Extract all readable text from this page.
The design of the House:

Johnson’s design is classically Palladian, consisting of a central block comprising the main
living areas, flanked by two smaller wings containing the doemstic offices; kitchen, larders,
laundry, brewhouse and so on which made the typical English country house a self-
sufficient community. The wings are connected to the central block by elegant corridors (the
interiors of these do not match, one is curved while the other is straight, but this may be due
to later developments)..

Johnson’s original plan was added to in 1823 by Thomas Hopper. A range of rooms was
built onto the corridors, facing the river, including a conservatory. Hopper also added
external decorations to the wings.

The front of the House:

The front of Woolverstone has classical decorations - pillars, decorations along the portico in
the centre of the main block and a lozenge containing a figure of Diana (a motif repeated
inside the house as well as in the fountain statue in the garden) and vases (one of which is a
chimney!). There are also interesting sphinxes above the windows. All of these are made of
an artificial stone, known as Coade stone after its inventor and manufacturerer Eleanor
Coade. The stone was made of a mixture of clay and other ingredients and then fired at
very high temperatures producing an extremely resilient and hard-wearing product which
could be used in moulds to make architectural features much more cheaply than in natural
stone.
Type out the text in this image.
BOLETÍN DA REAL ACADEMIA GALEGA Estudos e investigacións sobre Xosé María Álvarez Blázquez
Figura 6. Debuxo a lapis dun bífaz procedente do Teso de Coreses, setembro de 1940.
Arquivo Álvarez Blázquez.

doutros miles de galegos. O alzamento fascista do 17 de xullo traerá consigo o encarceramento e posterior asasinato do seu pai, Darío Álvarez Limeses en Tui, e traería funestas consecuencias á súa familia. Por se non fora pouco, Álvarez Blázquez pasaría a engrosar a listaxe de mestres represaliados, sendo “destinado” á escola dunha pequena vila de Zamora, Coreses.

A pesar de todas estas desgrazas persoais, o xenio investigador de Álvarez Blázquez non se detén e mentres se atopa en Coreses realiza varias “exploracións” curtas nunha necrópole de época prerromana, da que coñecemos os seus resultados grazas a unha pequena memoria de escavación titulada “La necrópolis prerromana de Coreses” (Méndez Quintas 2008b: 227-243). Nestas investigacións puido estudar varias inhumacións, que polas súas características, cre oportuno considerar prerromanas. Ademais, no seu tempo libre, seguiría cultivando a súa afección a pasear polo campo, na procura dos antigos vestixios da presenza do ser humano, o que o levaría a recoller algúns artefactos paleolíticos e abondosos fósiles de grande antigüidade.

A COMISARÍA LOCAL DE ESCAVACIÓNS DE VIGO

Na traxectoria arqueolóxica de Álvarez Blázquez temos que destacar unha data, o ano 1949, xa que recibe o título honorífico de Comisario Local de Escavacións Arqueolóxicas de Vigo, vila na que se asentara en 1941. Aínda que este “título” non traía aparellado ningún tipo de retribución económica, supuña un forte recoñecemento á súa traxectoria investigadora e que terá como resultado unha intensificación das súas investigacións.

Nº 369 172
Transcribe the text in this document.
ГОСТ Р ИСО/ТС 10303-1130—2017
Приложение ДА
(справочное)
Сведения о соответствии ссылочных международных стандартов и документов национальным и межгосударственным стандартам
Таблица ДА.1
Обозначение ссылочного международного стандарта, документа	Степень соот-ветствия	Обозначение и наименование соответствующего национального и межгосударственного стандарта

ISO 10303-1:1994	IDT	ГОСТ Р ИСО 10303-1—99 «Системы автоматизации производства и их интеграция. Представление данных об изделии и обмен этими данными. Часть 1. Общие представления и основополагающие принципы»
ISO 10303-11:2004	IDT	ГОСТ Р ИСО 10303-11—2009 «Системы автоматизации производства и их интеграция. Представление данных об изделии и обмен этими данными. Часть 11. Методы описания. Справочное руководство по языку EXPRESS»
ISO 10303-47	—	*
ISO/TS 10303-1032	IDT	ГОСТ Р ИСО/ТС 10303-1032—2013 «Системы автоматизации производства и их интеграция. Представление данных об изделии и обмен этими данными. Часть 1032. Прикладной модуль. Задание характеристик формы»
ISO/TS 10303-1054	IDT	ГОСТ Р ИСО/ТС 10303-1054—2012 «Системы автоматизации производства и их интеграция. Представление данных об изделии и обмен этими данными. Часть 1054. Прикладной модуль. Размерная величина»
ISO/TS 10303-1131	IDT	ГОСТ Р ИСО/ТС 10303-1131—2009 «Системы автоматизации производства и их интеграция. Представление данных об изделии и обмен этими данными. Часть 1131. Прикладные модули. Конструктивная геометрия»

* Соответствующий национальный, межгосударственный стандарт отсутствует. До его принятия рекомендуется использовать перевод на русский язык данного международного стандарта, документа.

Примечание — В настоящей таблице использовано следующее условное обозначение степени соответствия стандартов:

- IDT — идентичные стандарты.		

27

........

Your task. Output every entry shown above, exactly.

Completed task.
Extract all readable text from this page.
The design of the House:

Johnson’s design is classically Palladian, consisting of a central block comprising the main
living areas, flanked by two smaller wings containing the doemstic offices; kitchen, larders,
laundry, brewhouse and so on which made the typical English country house a self-
sufficient community. The wings are connected to the central block by elegant corridors (the
interiors of these do not match, one is curved while the other is straight, but this may be due
to later developments)..

Johnson’s original plan was added to in 1823 by Thomas Hopper. A range of rooms was
built onto the corridors, facing the river, including a conservatory. Hopper also added
external decorations to the wings.

The front of the House:

The front of Woolverstone has classical decorations - pillars, decorations along the portico in
the centre of the main block and a lozenge containing a figure of Diana (a motif repeated
inside the house as well as in the fountain statue in the garden) and vases (one of which is a
chimney!). There are also interesting sphinxes above the windows. All of these are made of
an artificial stone, known as Coade stone after its inventor and manufacturerer Eleanor
Coade. The stone was made of a mixture of clay and other ingredients and then fired at
very high temperatures producing an extremely resilient and hard-wearing product which
could be used in moulds to make architectural features much more cheaply than in natural
stone.
Type out the text in this image.
BOLETÍN DA REAL ACADEMIA GALEGA Estudos e investigacións sobre Xosé María Álvarez Blázquez
Figura 6. Debuxo a lapis dun bífaz procedente do Teso de Coreses, setembro de 1940.
Arquivo Álvarez Blázquez.

doutros miles de galegos. O alzamento fascista do 17 de xullo traerá consigo o encarceramento e posterior asasinato do seu pai, Darío Álvarez Limeses en Tui, e traería funestas consecuencias á súa familia. Por se non fora pouco, Álvarez Blázquez pasaría a engrosar a listaxe de mestres represaliados, sendo “destinado” á escola dunha pequena vila de Zamora, Coreses.

A pesar de todas estas desgrazas persoais, o xenio investigador de Álvarez Blázquez non se detén e mentres se atopa en Coreses realiza varias “exploracións” curtas nunha necrópole de época prerromana, da que coñecemos os seus resultados grazas a unha pequena memoria de escavación titulada “La necrópolis prerromana de Coreses” (Méndez Quintas 2008b: 227-243). Nestas investigacións puido estudar varias inhumacións, que polas súas características, cre oportuno considerar prerromanas. Ademais, no seu tempo libre, seguiría cultivando a súa afección a pasear polo campo, na procura dos antigos vestixios da presenza do ser humano, o que o levaría a recoller algúns artefactos paleolíticos e abondosos fósiles de grande antigüidade.

A COMISARÍA LOCAL DE ESCAVACIÓNS DE VIGO

Na traxectoria arqueolóxica de Álvarez Blázquez temos que destacar unha data, o ano 1949, xa que recibe o título honorífico de Comisario Local de Escavacións Arqueolóxicas de Vigo, vila na que se asentara en 1941. Aínda que este “título” non traía aparellado ningún tipo de retribución económica, supuña un forte recoñecemento á súa traxectoria investigadora e que terá como resultado unha intensificación das súas investigacións.

Nº 369 172
Transcribe the text in this document.
ГОСТ Р ИСО/ТС 10303-1130—2017
Приложение ДА
(справочное)
Сведения о соответствии ссылочных международных стандартов и документов национальным и межгосударственным стандартам
Таблица ДА.1
Обозначение ссылочного международного стандарта, документа	Степень соот-ветствия	Обозначение и наименование соответствующего национального и межгосударственного стандарта

ISO 10303-1:1994	IDT	ГОСТ Р ИСО 10303-1—99 «Системы автоматизации производства и их интеграция. Представление данных об изделии и обмен этими данными. Часть 1. Общие представления и основополагающие принципы»
ISO 10303-11:2004	IDT	ГОСТ Р ИСО 10303-11—2009 «Системы автоматизации производства и их интеграция. Представление данных об изделии и обмен этими данными. Часть 11. Методы описания. Справочное руководство по языку EXPRESS»
ISO 10303-47	—	*
ISO/TS 10303-1032	IDT	ГОСТ Р ИСО/ТС 10303-1032—2013 «Системы автоматизации производства и их интеграция. Представление данных об изделии и обмен этими данными. Часть 1032. Прикладной модуль. Задание характеристик формы»
ISO/TS 10303-1054	IDT	ГОСТ Р ИСО/ТС 10303-1054—2012 «Системы автоматизации производства и их интеграция. Представление данных об изделии и обмен этими данными. Часть 1054. Прикладной модуль. Размерная величина»
ISO/TS 10303-1131	IDT	ГОСТ Р ИСО/ТС 10303-1131—2009 «Системы автоматизации производства и их интеграция. Представление данных об изделии и обмен этими данными. Часть 1131. Прикладные модули. Конструктивная геометрия»

* Соответствующий национальный, межгосударственный стандарт отсутствует. До его принятия рекомендуется использовать перевод на русский язык данного международного стандарта, документа.

Примечание — В настоящей таблице использовано следующее условное обозначение степени соответствия стандартов:

- IDT — идентичные стандарты.		

27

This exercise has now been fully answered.